◆ **AIM OF THE TASK**:
Look through the data below and return each line where "desc" appears.

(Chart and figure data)
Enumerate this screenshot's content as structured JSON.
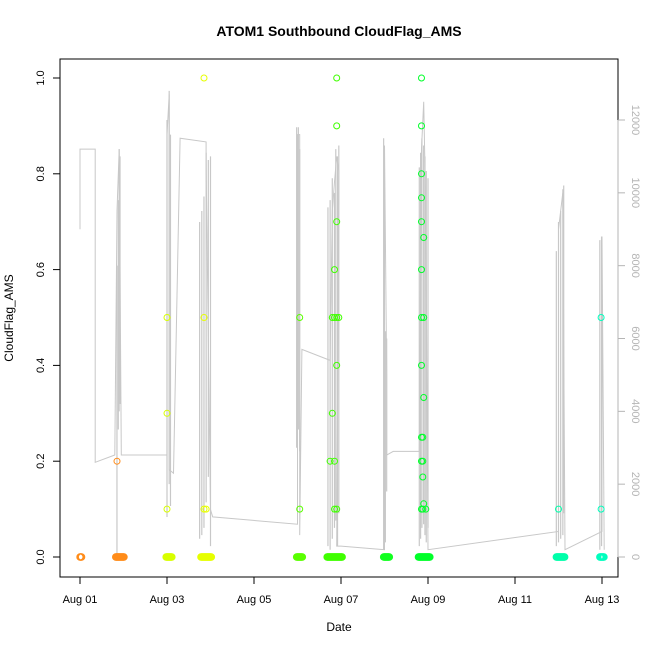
{
  "chart_data": {
    "type": "scatter",
    "title": "ATOM1 Southbound CloudFlag_AMS",
    "xlabel": "Date",
    "ylabel": "CloudFlag_AMS",
    "ylim": [
      0,
      1
    ],
    "yticks": [
      0.0,
      0.2,
      0.4,
      0.6,
      0.8,
      1.0
    ],
    "ytick_labels": [
      "0.0",
      "0.2",
      "0.4",
      "0.6",
      "0.8",
      "1.0"
    ],
    "x_axis": {
      "type": "date",
      "range_days": [
        0,
        12.3
      ],
      "ticks": [
        {
          "day": 0,
          "label": "Aug 01"
        },
        {
          "day": 2,
          "label": "Aug 03"
        },
        {
          "day": 4,
          "label": "Aug 05"
        },
        {
          "day": 6,
          "label": "Aug 07"
        },
        {
          "day": 8,
          "label": "Aug 09"
        },
        {
          "day": 10,
          "label": "Aug 11"
        },
        {
          "day": 12,
          "label": "Aug 13"
        }
      ]
    },
    "y2_axis": {
      "color": "#b5b5b5",
      "ylim": [
        0,
        12000
      ],
      "ticks": [
        0,
        2000,
        4000,
        6000,
        8000,
        10000,
        12000
      ],
      "tick_labels": [
        "0",
        "2000",
        "4000",
        "6000",
        "8000",
        "10000",
        "12000"
      ],
      "series_color": "#c8c8c8"
    },
    "grid": false,
    "legend": "none",
    "points": [
      {
        "x": 0.0,
        "y": 0.0
      },
      {
        "x": 0.02,
        "y": 0.0
      },
      {
        "x": 0.85,
        "y": 0.2
      },
      {
        "x": 0.85,
        "y": 0.0
      },
      {
        "x": 0.9,
        "y": 0.0
      },
      {
        "x": 0.95,
        "y": 0.0
      },
      {
        "x": 2.0,
        "y": 0.5
      },
      {
        "x": 2.0,
        "y": 0.3
      },
      {
        "x": 2.0,
        "y": 0.1
      },
      {
        "x": 2.0,
        "y": 0.0
      },
      {
        "x": 2.05,
        "y": 0.0
      },
      {
        "x": 2.85,
        "y": 1.0
      },
      {
        "x": 2.85,
        "y": 0.5
      },
      {
        "x": 2.85,
        "y": 0.1
      },
      {
        "x": 2.8,
        "y": 0.0
      },
      {
        "x": 2.9,
        "y": 0.1
      },
      {
        "x": 2.95,
        "y": 0.0
      },
      {
        "x": 3.0,
        "y": 0.0
      },
      {
        "x": 5.05,
        "y": 0.5
      },
      {
        "x": 5.05,
        "y": 0.1
      },
      {
        "x": 5.0,
        "y": 0.0
      },
      {
        "x": 5.1,
        "y": 0.0
      },
      {
        "x": 5.75,
        "y": 0.2
      },
      {
        "x": 5.8,
        "y": 0.5
      },
      {
        "x": 5.8,
        "y": 0.3
      },
      {
        "x": 5.85,
        "y": 0.6
      },
      {
        "x": 5.85,
        "y": 0.5
      },
      {
        "x": 5.85,
        "y": 0.2
      },
      {
        "x": 5.85,
        "y": 0.1
      },
      {
        "x": 5.9,
        "y": 1.0
      },
      {
        "x": 5.9,
        "y": 0.9
      },
      {
        "x": 5.9,
        "y": 0.7
      },
      {
        "x": 5.9,
        "y": 0.5
      },
      {
        "x": 5.9,
        "y": 0.4
      },
      {
        "x": 5.9,
        "y": 0.1
      },
      {
        "x": 5.95,
        "y": 0.5
      },
      {
        "x": 5.7,
        "y": 0.0
      },
      {
        "x": 5.8,
        "y": 0.0
      },
      {
        "x": 5.9,
        "y": 0.0
      },
      {
        "x": 6.0,
        "y": 0.0
      },
      {
        "x": 7.0,
        "y": 0.0
      },
      {
        "x": 7.05,
        "y": 0.0
      },
      {
        "x": 7.85,
        "y": 1.0
      },
      {
        "x": 7.85,
        "y": 0.9
      },
      {
        "x": 7.85,
        "y": 0.8
      },
      {
        "x": 7.85,
        "y": 0.75
      },
      {
        "x": 7.85,
        "y": 0.7
      },
      {
        "x": 7.85,
        "y": 0.6
      },
      {
        "x": 7.85,
        "y": 0.5
      },
      {
        "x": 7.85,
        "y": 0.4
      },
      {
        "x": 7.85,
        "y": 0.25
      },
      {
        "x": 7.85,
        "y": 0.2
      },
      {
        "x": 7.85,
        "y": 0.1
      },
      {
        "x": 7.9,
        "y": 0.667
      },
      {
        "x": 7.9,
        "y": 0.5
      },
      {
        "x": 7.9,
        "y": 0.333
      },
      {
        "x": 7.88,
        "y": 0.25
      },
      {
        "x": 7.88,
        "y": 0.2
      },
      {
        "x": 7.88,
        "y": 0.167
      },
      {
        "x": 7.88,
        "y": 0.1
      },
      {
        "x": 7.9,
        "y": 0.111
      },
      {
        "x": 7.95,
        "y": 0.1
      },
      {
        "x": 7.9,
        "y": 0.0
      },
      {
        "x": 8.0,
        "y": 0.0
      },
      {
        "x": 7.8,
        "y": 0.0
      },
      {
        "x": 11.0,
        "y": 0.1
      },
      {
        "x": 11.0,
        "y": 0.0
      },
      {
        "x": 11.1,
        "y": 0.0
      },
      {
        "x": 11.98,
        "y": 0.5
      },
      {
        "x": 11.98,
        "y": 0.1
      },
      {
        "x": 12.0,
        "y": 0.0
      }
    ],
    "clusters": [
      {
        "start": 0.0,
        "end": 0.04,
        "color": "#ff8c1a"
      },
      {
        "start": 0.82,
        "end": 1.02,
        "color": "#ff8c1a"
      },
      {
        "start": 1.98,
        "end": 2.12,
        "color": "#d8ff00"
      },
      {
        "start": 2.78,
        "end": 3.02,
        "color": "#e6ff00"
      },
      {
        "start": 4.98,
        "end": 5.12,
        "color": "#5aff00"
      },
      {
        "start": 5.68,
        "end": 6.03,
        "color": "#40ff00"
      },
      {
        "start": 6.98,
        "end": 7.12,
        "color": "#12ff20"
      },
      {
        "start": 7.78,
        "end": 8.05,
        "color": "#00ff2a"
      },
      {
        "start": 10.95,
        "end": 11.15,
        "color": "#00ffaa"
      },
      {
        "start": 11.95,
        "end": 12.05,
        "color": "#00ffbe"
      }
    ],
    "secondary_line": [
      [
        0.0,
        9000
      ],
      [
        0.0,
        11200
      ],
      [
        0.35,
        11200
      ],
      [
        0.35,
        2600
      ],
      [
        0.8,
        2800
      ],
      [
        0.85,
        9500
      ],
      [
        0.9,
        11200
      ],
      [
        0.95,
        2800
      ],
      [
        1.0,
        2800
      ],
      [
        2.0,
        2800
      ],
      [
        2.0,
        11600
      ],
      [
        2.05,
        12700
      ],
      [
        2.05,
        2400
      ],
      [
        2.15,
        2300
      ],
      [
        2.3,
        11500
      ],
      [
        2.9,
        11400
      ],
      [
        2.9,
        10800
      ],
      [
        3.0,
        1300
      ],
      [
        3.05,
        1100
      ],
      [
        5.0,
        900
      ],
      [
        5.0,
        11600
      ],
      [
        5.05,
        11600
      ],
      [
        5.05,
        600
      ],
      [
        5.1,
        5700
      ],
      [
        5.75,
        5400
      ],
      [
        5.8,
        9500
      ],
      [
        5.85,
        10300
      ],
      [
        5.9,
        11000
      ],
      [
        5.95,
        10600
      ],
      [
        5.9,
        300
      ],
      [
        6.0,
        300
      ],
      [
        7.0,
        200
      ],
      [
        7.0,
        11300
      ],
      [
        7.05,
        5000
      ],
      [
        7.05,
        2800
      ],
      [
        7.2,
        2900
      ],
      [
        7.8,
        2900
      ],
      [
        7.85,
        11200
      ],
      [
        7.9,
        12500
      ],
      [
        7.95,
        9500
      ],
      [
        8.0,
        200
      ],
      [
        11.0,
        700
      ],
      [
        11.0,
        9000
      ],
      [
        11.1,
        10000
      ],
      [
        11.15,
        200
      ],
      [
        12.0,
        700
      ],
      [
        12.0,
        8800
      ],
      [
        12.05,
        200
      ]
    ],
    "spikes": [
      [
        0.85,
        0,
        8000
      ],
      [
        0.88,
        3500,
        9800
      ],
      [
        0.9,
        4000,
        11200
      ],
      [
        0.92,
        4200,
        11000
      ],
      [
        2.0,
        1100,
        12000
      ],
      [
        2.05,
        2000,
        12800
      ],
      [
        2.08,
        1400,
        11600
      ],
      [
        2.75,
        500,
        9200
      ],
      [
        2.8,
        600,
        9500
      ],
      [
        2.85,
        800,
        9900
      ],
      [
        2.9,
        1500,
        11100
      ],
      [
        2.95,
        2200,
        10900
      ],
      [
        3.0,
        300,
        11000
      ],
      [
        4.98,
        3000,
        11800
      ],
      [
        5.02,
        3500,
        11800
      ],
      [
        5.05,
        2900,
        11200
      ],
      [
        5.7,
        300,
        9600
      ],
      [
        5.75,
        200,
        9800
      ],
      [
        5.8,
        500,
        10400
      ],
      [
        5.85,
        800,
        10000
      ],
      [
        5.88,
        1000,
        11200
      ],
      [
        5.92,
        300,
        11000
      ],
      [
        5.95,
        1200,
        11300
      ],
      [
        6.98,
        200,
        11500
      ],
      [
        7.02,
        400,
        6200
      ],
      [
        7.05,
        1800,
        6000
      ],
      [
        7.8,
        300,
        10700
      ],
      [
        7.83,
        500,
        11100
      ],
      [
        7.86,
        800,
        11500
      ],
      [
        7.9,
        900,
        11300
      ],
      [
        7.93,
        600,
        11000
      ],
      [
        7.96,
        400,
        10600
      ],
      [
        8.0,
        800,
        10400
      ],
      [
        10.95,
        300,
        8400
      ],
      [
        11.0,
        400,
        9200
      ],
      [
        11.05,
        500,
        9500
      ],
      [
        11.1,
        600,
        10100
      ],
      [
        11.12,
        1200,
        10200
      ],
      [
        11.95,
        200,
        8700
      ],
      [
        11.99,
        300,
        8800
      ]
    ]
  }
}
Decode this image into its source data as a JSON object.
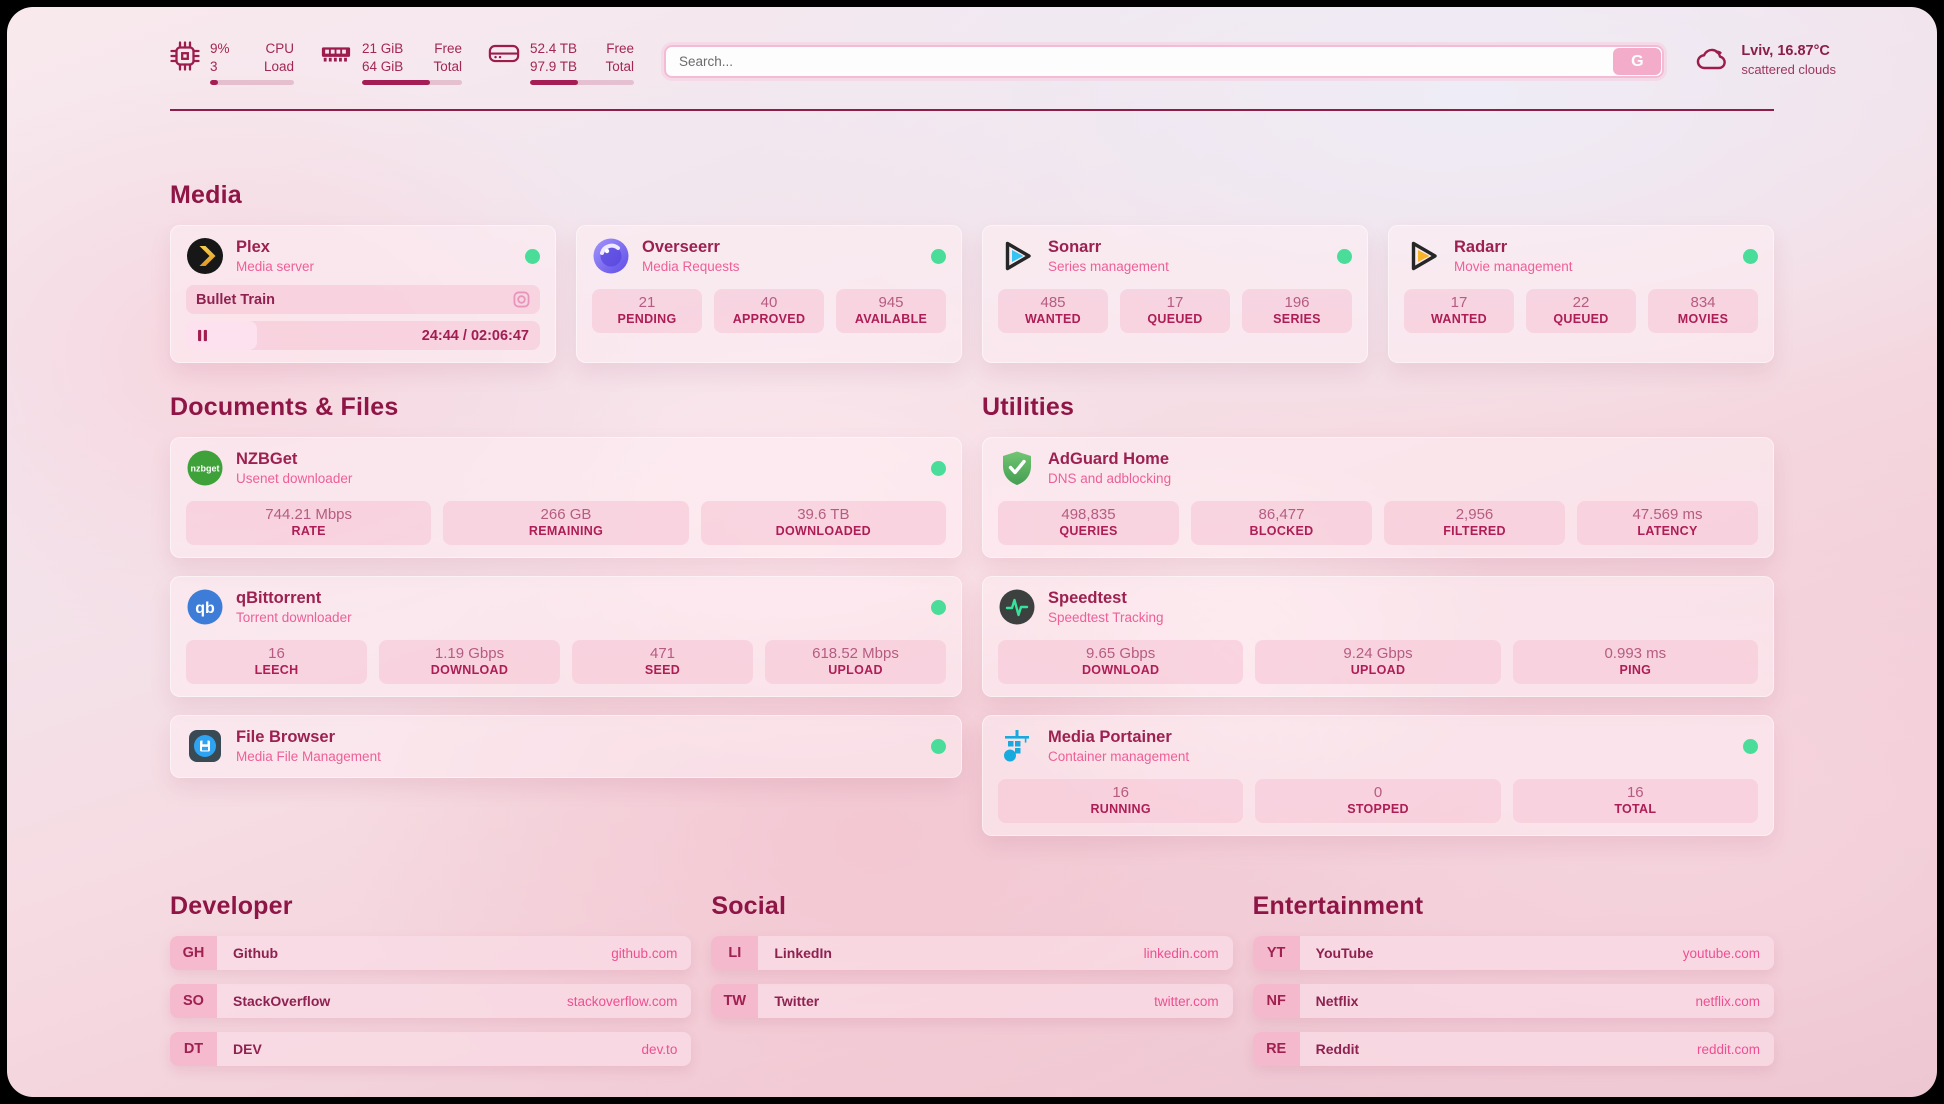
{
  "header": {
    "stats": [
      {
        "value_top": "9%",
        "value_bottom": "3",
        "label_top": "CPU",
        "label_bottom": "Load",
        "progress_pct": 10
      },
      {
        "value_top": "21 GiB",
        "value_bottom": "64 GiB",
        "label_top": "Free",
        "label_bottom": "Total",
        "progress_pct": 68
      },
      {
        "value_top": "52.4 TB",
        "value_bottom": "97.9 TB",
        "label_top": "Free",
        "label_bottom": "Total",
        "progress_pct": 46
      }
    ],
    "search": {
      "placeholder": "Search...",
      "button": "G"
    },
    "weather": {
      "line1": "Lviv, 16.87°C",
      "line2": "scattered clouds"
    }
  },
  "colors": {
    "accent": "#9c1c4c",
    "pink": "#ee5f97",
    "status_online": "#49dd99"
  },
  "sections": {
    "media": {
      "title": "Media",
      "plex": {
        "name": "Plex",
        "desc": "Media server",
        "now_playing": "Bullet Train",
        "time": "24:44 / 02:06:47",
        "progress_pct": 20
      },
      "overseerr": {
        "name": "Overseerr",
        "desc": "Media Requests",
        "stats": [
          {
            "value": "21",
            "label": "PENDING"
          },
          {
            "value": "40",
            "label": "APPROVED"
          },
          {
            "value": "945",
            "label": "AVAILABLE"
          }
        ]
      },
      "sonarr": {
        "name": "Sonarr",
        "desc": "Series management",
        "stats": [
          {
            "value": "485",
            "label": "WANTED"
          },
          {
            "value": "17",
            "label": "QUEUED"
          },
          {
            "value": "196",
            "label": "SERIES"
          }
        ]
      },
      "radarr": {
        "name": "Radarr",
        "desc": "Movie management",
        "stats": [
          {
            "value": "17",
            "label": "WANTED"
          },
          {
            "value": "22",
            "label": "QUEUED"
          },
          {
            "value": "834",
            "label": "MOVIES"
          }
        ]
      }
    },
    "documents": {
      "title": "Documents & Files",
      "nzbget": {
        "name": "NZBGet",
        "desc": "Usenet downloader",
        "stats": [
          {
            "value": "744.21 Mbps",
            "label": "RATE"
          },
          {
            "value": "266 GB",
            "label": "REMAINING"
          },
          {
            "value": "39.6 TB",
            "label": "DOWNLOADED"
          }
        ]
      },
      "qbittorrent": {
        "name": "qBittorrent",
        "desc": "Torrent downloader",
        "stats": [
          {
            "value": "16",
            "label": "LEECH"
          },
          {
            "value": "1.19 Gbps",
            "label": "DOWNLOAD"
          },
          {
            "value": "471",
            "label": "SEED"
          },
          {
            "value": "618.52 Mbps",
            "label": "UPLOAD"
          }
        ]
      },
      "filebrowser": {
        "name": "File Browser",
        "desc": "Media File Management"
      }
    },
    "utilities": {
      "title": "Utilities",
      "adguard": {
        "name": "AdGuard Home",
        "desc": "DNS and adblocking",
        "stats": [
          {
            "value": "498,835",
            "label": "QUERIES"
          },
          {
            "value": "86,477",
            "label": "BLOCKED"
          },
          {
            "value": "2,956",
            "label": "FILTERED"
          },
          {
            "value": "47.569 ms",
            "label": "LATENCY"
          }
        ]
      },
      "speedtest": {
        "name": "Speedtest",
        "desc": "Speedtest Tracking",
        "stats": [
          {
            "value": "9.65 Gbps",
            "label": "DOWNLOAD"
          },
          {
            "value": "9.24 Gbps",
            "label": "UPLOAD"
          },
          {
            "value": "0.993 ms",
            "label": "PING"
          }
        ]
      },
      "portainer": {
        "name": "Media Portainer",
        "desc": "Container management",
        "stats": [
          {
            "value": "16",
            "label": "RUNNING"
          },
          {
            "value": "0",
            "label": "STOPPED"
          },
          {
            "value": "16",
            "label": "TOTAL"
          }
        ]
      }
    },
    "links": {
      "developer": {
        "title": "Developer",
        "items": [
          {
            "abbr": "GH",
            "name": "Github",
            "url": "github.com"
          },
          {
            "abbr": "SO",
            "name": "StackOverflow",
            "url": "stackoverflow.com"
          },
          {
            "abbr": "DT",
            "name": "DEV",
            "url": "dev.to"
          }
        ]
      },
      "social": {
        "title": "Social",
        "items": [
          {
            "abbr": "LI",
            "name": "LinkedIn",
            "url": "linkedin.com"
          },
          {
            "abbr": "TW",
            "name": "Twitter",
            "url": "twitter.com"
          }
        ]
      },
      "entertainment": {
        "title": "Entertainment",
        "items": [
          {
            "abbr": "YT",
            "name": "YouTube",
            "url": "youtube.com"
          },
          {
            "abbr": "NF",
            "name": "Netflix",
            "url": "netflix.com"
          },
          {
            "abbr": "RE",
            "name": "Reddit",
            "url": "reddit.com"
          }
        ]
      }
    }
  }
}
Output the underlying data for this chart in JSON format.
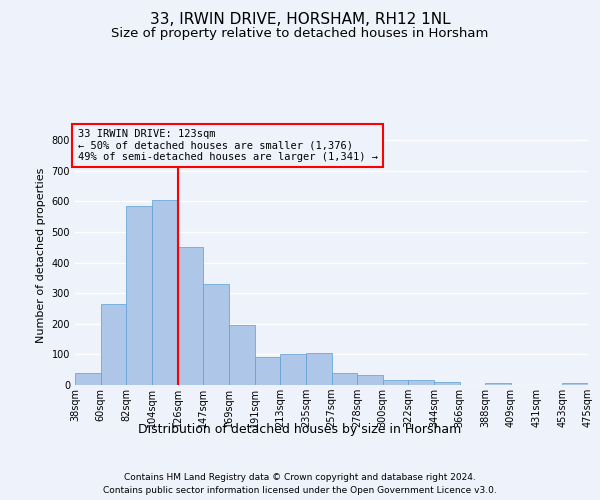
{
  "title1": "33, IRWIN DRIVE, HORSHAM, RH12 1NL",
  "title2": "Size of property relative to detached houses in Horsham",
  "xlabel": "Distribution of detached houses by size in Horsham",
  "ylabel": "Number of detached properties",
  "footnote1": "Contains HM Land Registry data © Crown copyright and database right 2024.",
  "footnote2": "Contains public sector information licensed under the Open Government Licence v3.0.",
  "annotation_line1": "33 IRWIN DRIVE: 123sqm",
  "annotation_line2": "← 50% of detached houses are smaller (1,376)",
  "annotation_line3": "49% of semi-detached houses are larger (1,341) →",
  "bar_values": [
    38,
    265,
    585,
    605,
    450,
    330,
    195,
    90,
    100,
    105,
    38,
    33,
    15,
    15,
    10,
    0,
    5,
    0,
    0,
    5
  ],
  "categories": [
    "38sqm",
    "60sqm",
    "82sqm",
    "104sqm",
    "126sqm",
    "147sqm",
    "169sqm",
    "191sqm",
    "213sqm",
    "235sqm",
    "257sqm",
    "278sqm",
    "300sqm",
    "322sqm",
    "344sqm",
    "366sqm",
    "388sqm",
    "409sqm",
    "431sqm",
    "453sqm",
    "475sqm"
  ],
  "bar_color": "#aec6e8",
  "bar_edge_color": "#5a9fd4",
  "vline_color": "red",
  "vline_linewidth": 1.5,
  "annotation_box_color": "red",
  "ylim": [
    0,
    850
  ],
  "yticks": [
    0,
    100,
    200,
    300,
    400,
    500,
    600,
    700,
    800
  ],
  "background_color": "#eef2fb",
  "axes_background": "#eef2fb",
  "grid_color": "white",
  "title1_fontsize": 11,
  "title2_fontsize": 9.5,
  "xlabel_fontsize": 9,
  "ylabel_fontsize": 8,
  "tick_fontsize": 7,
  "annotation_fontsize": 7.5,
  "footnote_fontsize": 6.5
}
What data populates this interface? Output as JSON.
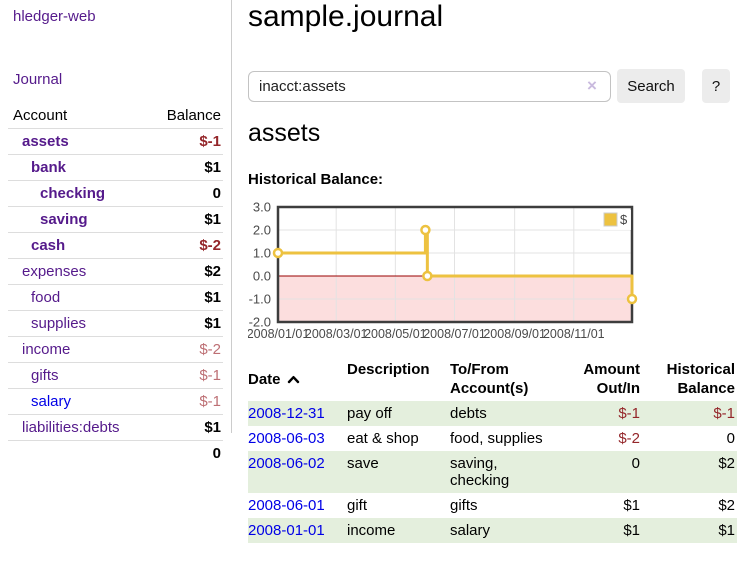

◆ **TASK ANSWER**:
        "desc": "Media server",
        "desc": "Media Requests",
        "desc": "Series management",
        "desc": "Movie management",
        "desc": "Usenet downloader",
        "desc": "Torrent downloader",
        "desc": "Media File Management"
        "desc": "DNS and adblocking",
        "desc": "Speedtest Tracking",
        "desc": "Container management",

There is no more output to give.